Collect every line in the records below that contains the word "Ayuntamiento".

### Material

◇ ◇ ◇ ◇

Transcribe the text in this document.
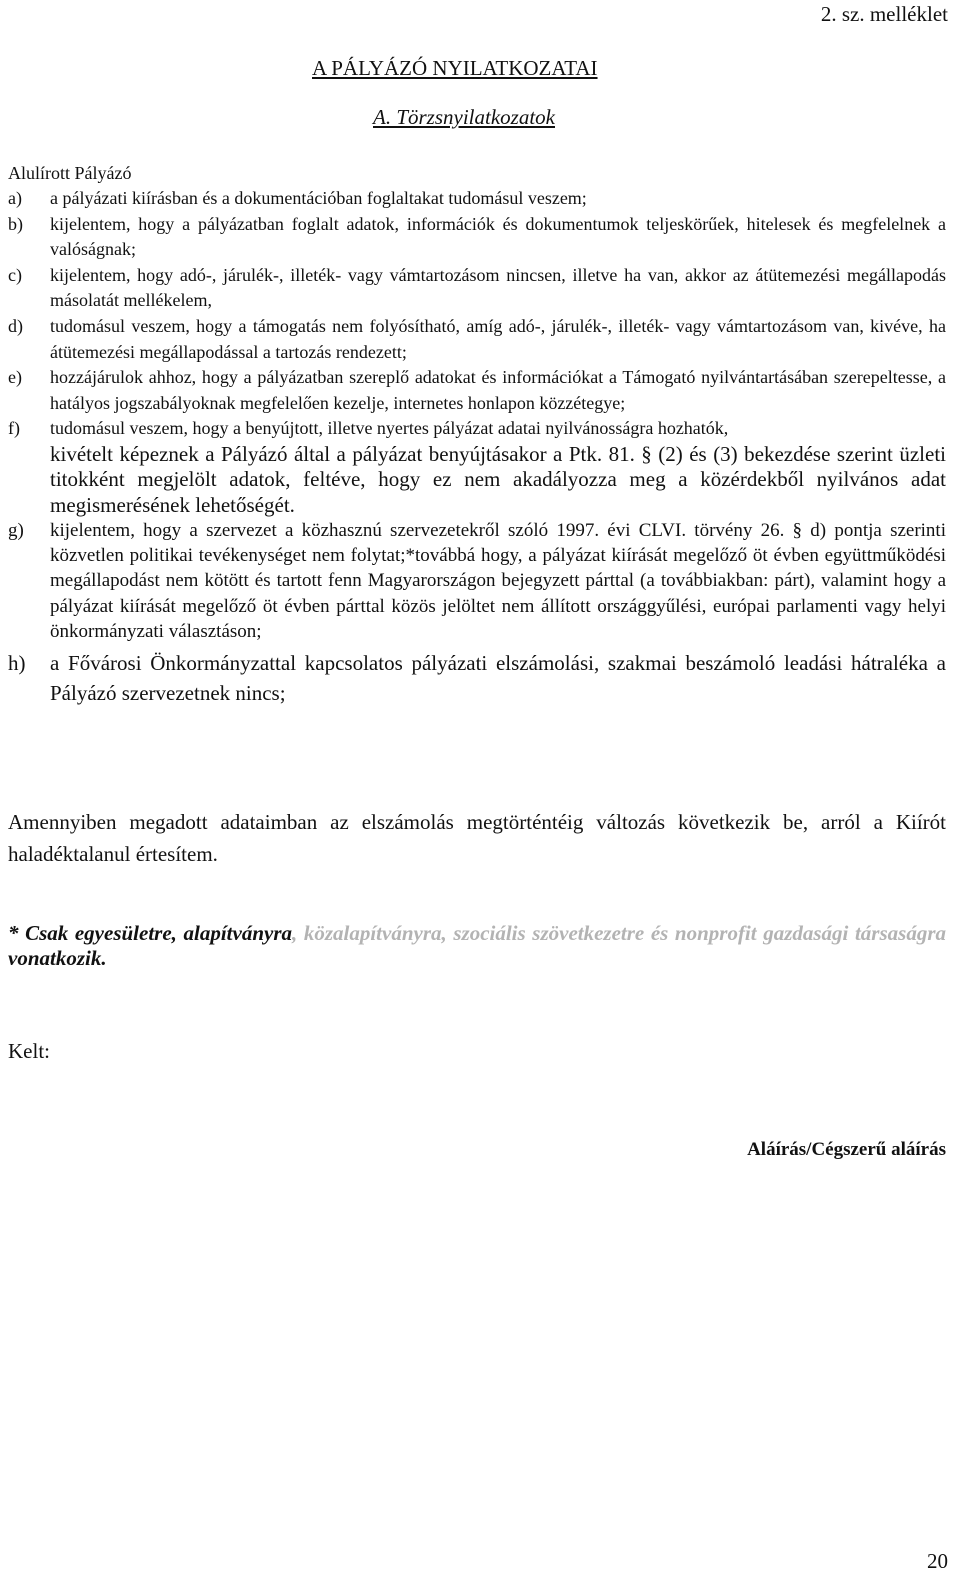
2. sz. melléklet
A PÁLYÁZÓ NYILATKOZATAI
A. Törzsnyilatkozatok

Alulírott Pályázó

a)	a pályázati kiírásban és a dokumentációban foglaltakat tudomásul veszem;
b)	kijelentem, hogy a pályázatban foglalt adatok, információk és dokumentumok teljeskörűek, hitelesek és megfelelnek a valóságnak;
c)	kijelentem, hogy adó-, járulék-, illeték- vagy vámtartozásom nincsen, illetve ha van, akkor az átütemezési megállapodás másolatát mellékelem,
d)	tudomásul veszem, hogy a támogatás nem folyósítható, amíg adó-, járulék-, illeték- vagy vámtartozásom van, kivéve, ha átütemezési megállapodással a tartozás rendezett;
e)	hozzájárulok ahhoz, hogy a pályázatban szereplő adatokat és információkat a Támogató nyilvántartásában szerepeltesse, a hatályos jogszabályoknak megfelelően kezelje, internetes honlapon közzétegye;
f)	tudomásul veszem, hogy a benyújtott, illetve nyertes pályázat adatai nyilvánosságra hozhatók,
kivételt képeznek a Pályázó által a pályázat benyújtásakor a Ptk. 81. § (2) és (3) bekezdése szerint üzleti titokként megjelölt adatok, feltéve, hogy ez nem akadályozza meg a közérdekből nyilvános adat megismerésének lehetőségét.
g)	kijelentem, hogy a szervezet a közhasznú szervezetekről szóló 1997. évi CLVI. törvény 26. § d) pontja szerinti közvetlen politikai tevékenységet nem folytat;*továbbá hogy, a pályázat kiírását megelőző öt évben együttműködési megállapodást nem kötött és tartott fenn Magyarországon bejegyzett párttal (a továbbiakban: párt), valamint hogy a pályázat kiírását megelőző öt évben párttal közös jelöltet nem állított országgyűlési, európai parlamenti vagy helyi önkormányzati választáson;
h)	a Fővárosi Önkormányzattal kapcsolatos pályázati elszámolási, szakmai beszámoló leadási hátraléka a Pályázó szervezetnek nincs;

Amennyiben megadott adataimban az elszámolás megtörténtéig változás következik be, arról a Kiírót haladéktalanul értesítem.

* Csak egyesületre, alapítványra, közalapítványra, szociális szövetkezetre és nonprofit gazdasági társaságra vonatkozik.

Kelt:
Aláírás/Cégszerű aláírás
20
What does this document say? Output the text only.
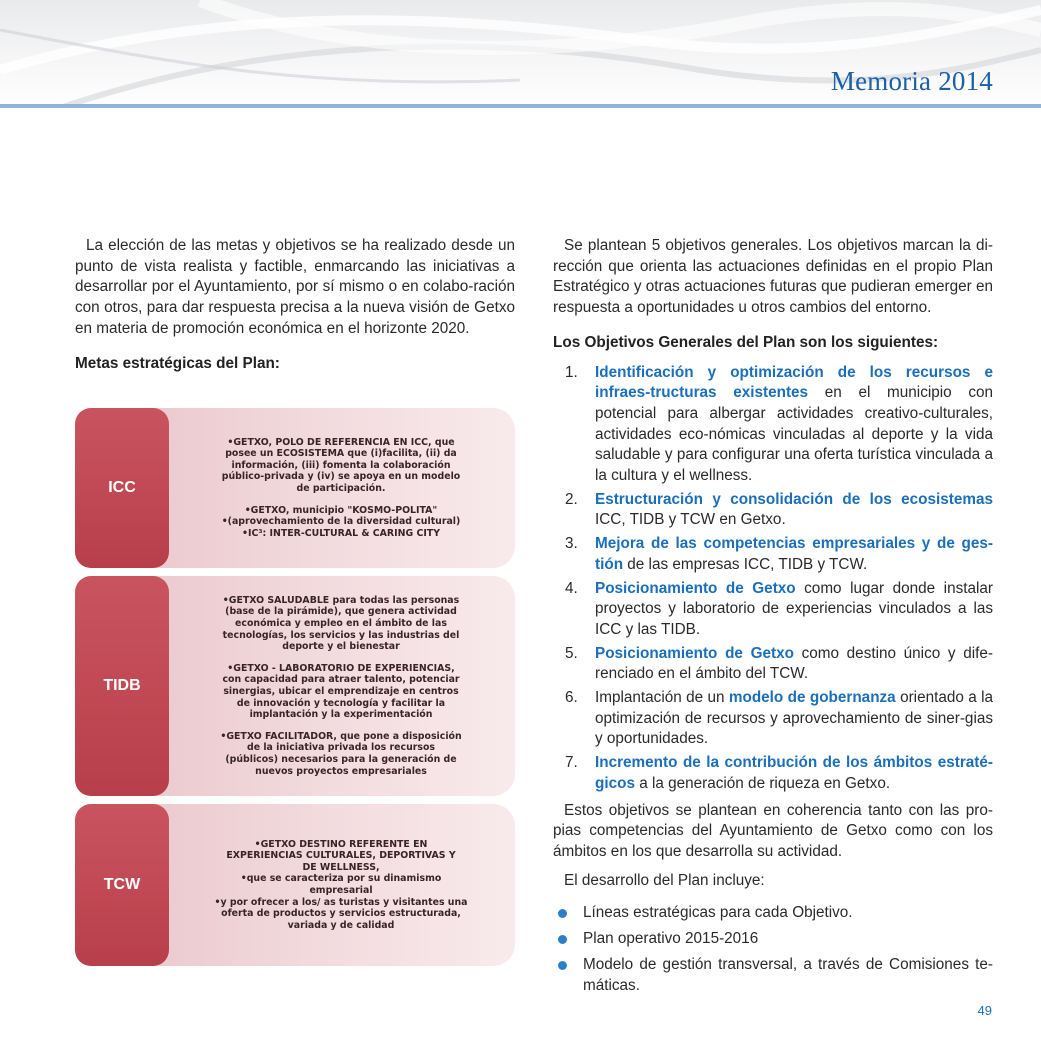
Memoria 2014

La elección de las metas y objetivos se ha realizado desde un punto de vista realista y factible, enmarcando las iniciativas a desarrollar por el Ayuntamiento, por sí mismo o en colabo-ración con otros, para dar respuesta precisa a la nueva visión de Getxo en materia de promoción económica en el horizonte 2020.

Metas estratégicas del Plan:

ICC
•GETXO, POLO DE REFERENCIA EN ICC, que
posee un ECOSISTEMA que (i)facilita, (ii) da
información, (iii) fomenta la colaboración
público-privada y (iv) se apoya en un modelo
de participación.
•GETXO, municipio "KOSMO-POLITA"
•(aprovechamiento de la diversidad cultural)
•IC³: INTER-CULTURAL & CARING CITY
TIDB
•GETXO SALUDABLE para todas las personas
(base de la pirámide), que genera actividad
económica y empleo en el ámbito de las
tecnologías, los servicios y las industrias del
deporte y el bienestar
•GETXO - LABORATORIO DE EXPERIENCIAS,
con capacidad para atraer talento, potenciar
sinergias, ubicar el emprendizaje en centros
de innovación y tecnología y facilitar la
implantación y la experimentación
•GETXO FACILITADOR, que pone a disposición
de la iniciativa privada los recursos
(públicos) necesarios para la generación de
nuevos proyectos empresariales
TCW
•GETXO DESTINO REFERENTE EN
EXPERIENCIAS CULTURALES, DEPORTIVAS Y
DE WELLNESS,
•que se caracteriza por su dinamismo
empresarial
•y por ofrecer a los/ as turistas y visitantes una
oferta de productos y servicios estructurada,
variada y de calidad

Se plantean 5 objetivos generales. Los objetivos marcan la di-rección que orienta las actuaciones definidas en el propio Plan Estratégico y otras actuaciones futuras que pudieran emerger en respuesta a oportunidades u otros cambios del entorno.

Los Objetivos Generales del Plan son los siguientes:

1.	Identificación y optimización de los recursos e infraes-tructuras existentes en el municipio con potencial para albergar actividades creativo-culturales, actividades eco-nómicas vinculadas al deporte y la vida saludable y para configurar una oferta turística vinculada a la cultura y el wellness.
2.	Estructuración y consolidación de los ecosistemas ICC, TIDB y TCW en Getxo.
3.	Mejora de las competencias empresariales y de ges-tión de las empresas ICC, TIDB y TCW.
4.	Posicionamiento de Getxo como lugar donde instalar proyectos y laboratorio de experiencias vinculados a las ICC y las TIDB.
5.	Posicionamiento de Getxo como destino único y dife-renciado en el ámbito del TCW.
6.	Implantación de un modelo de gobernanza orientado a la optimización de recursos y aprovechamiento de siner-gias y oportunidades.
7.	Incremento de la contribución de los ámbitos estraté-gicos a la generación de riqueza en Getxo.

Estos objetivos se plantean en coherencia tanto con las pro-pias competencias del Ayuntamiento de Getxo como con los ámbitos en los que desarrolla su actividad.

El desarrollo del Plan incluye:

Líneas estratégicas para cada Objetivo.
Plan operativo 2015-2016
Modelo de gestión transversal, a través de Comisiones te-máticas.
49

◇ ◇ ◇ ◇

### Right answer
La elección de las metas y objetivos se ha realizado desde un punto de vista realista y factible, enmarcando las iniciativas a desarrollar por el Ayuntamiento, por sí mismo o en colabo-ración con otros, para dar respuesta precisa a la nueva visión de Getxo en materia de promoción económica en el horizonte 2020.
Estos objetivos se plantean en coherencia tanto con las pro-pias competencias del Ayuntamiento de Getxo como con los ámbitos en los que desarrolla su actividad.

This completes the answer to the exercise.